[TASK TO COMPLETE]:
All of the material below is to be repeated exactly.

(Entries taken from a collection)
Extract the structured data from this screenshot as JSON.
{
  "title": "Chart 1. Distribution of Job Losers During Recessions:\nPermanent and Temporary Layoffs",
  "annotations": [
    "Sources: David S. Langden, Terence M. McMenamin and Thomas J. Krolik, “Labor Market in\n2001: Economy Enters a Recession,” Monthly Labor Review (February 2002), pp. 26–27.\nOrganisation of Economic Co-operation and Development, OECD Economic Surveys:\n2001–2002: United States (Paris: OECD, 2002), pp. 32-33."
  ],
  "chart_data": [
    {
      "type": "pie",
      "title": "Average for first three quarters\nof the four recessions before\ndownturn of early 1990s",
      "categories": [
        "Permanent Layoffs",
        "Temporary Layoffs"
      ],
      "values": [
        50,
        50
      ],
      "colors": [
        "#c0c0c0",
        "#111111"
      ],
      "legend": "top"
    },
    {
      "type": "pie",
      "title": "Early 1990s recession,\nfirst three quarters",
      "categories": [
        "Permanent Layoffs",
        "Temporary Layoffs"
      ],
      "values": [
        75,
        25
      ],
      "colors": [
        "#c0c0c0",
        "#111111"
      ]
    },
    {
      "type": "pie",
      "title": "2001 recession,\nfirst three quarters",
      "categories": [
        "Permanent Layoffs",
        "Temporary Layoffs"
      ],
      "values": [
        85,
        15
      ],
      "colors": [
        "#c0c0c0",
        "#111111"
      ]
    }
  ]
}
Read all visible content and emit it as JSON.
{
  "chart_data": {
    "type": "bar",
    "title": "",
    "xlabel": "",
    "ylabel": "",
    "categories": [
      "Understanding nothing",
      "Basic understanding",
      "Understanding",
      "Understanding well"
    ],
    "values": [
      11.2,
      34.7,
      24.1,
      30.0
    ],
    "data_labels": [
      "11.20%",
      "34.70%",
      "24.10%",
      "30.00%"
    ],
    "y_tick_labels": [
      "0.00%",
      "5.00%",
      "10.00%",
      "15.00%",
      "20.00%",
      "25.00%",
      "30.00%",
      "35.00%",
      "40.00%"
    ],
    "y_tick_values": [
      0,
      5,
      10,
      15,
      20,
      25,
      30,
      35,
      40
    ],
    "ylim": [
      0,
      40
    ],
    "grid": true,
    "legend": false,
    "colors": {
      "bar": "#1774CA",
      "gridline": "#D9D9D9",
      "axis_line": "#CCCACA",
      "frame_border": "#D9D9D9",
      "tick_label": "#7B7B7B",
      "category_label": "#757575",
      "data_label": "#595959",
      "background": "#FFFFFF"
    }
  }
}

[CORRECT RESULT]:
Extract the structured data from this screenshot as JSON.
{
  "title": "Chart 1. Distribution of Job Losers During Recessions:\nPermanent and Temporary Layoffs",
  "annotations": [
    "Sources: David S. Langden, Terence M. McMenamin and Thomas J. Krolik, “Labor Market in\n2001: Economy Enters a Recession,” Monthly Labor Review (February 2002), pp. 26–27.\nOrganisation of Economic Co-operation and Development, OECD Economic Surveys:\n2001–2002: United States (Paris: OECD, 2002), pp. 32-33."
  ],
  "chart_data": [
    {
      "type": "pie",
      "title": "Average for first three quarters\nof the four recessions before\ndownturn of early 1990s",
      "categories": [
        "Permanent Layoffs",
        "Temporary Layoffs"
      ],
      "values": [
        50,
        50
      ],
      "colors": [
        "#c0c0c0",
        "#111111"
      ],
      "legend": "top"
    },
    {
      "type": "pie",
      "title": "Early 1990s recession,\nfirst three quarters",
      "categories": [
        "Permanent Layoffs",
        "Temporary Layoffs"
      ],
      "values": [
        75,
        25
      ],
      "colors": [
        "#c0c0c0",
        "#111111"
      ]
    },
    {
      "type": "pie",
      "title": "2001 recession,\nfirst three quarters",
      "categories": [
        "Permanent Layoffs",
        "Temporary Layoffs"
      ],
      "values": [
        85,
        15
      ],
      "colors": [
        "#c0c0c0",
        "#111111"
      ]
    }
  ]
}
Read all visible content and emit it as JSON.
{
  "chart_data": {
    "type": "bar",
    "title": "",
    "xlabel": "",
    "ylabel": "",
    "categories": [
      "Understanding nothing",
      "Basic understanding",
      "Understanding",
      "Understanding well"
    ],
    "values": [
      11.2,
      34.7,
      24.1,
      30.0
    ],
    "data_labels": [
      "11.20%",
      "34.70%",
      "24.10%",
      "30.00%"
    ],
    "y_tick_labels": [
      "0.00%",
      "5.00%",
      "10.00%",
      "15.00%",
      "20.00%",
      "25.00%",
      "30.00%",
      "35.00%",
      "40.00%"
    ],
    "y_tick_values": [
      0,
      5,
      10,
      15,
      20,
      25,
      30,
      35,
      40
    ],
    "ylim": [
      0,
      40
    ],
    "grid": true,
    "legend": false,
    "colors": {
      "bar": "#1774CA",
      "gridline": "#D9D9D9",
      "axis_line": "#CCCACA",
      "frame_border": "#D9D9D9",
      "tick_label": "#7B7B7B",
      "category_label": "#757575",
      "data_label": "#595959",
      "background": "#FFFFFF"
    }
  }
}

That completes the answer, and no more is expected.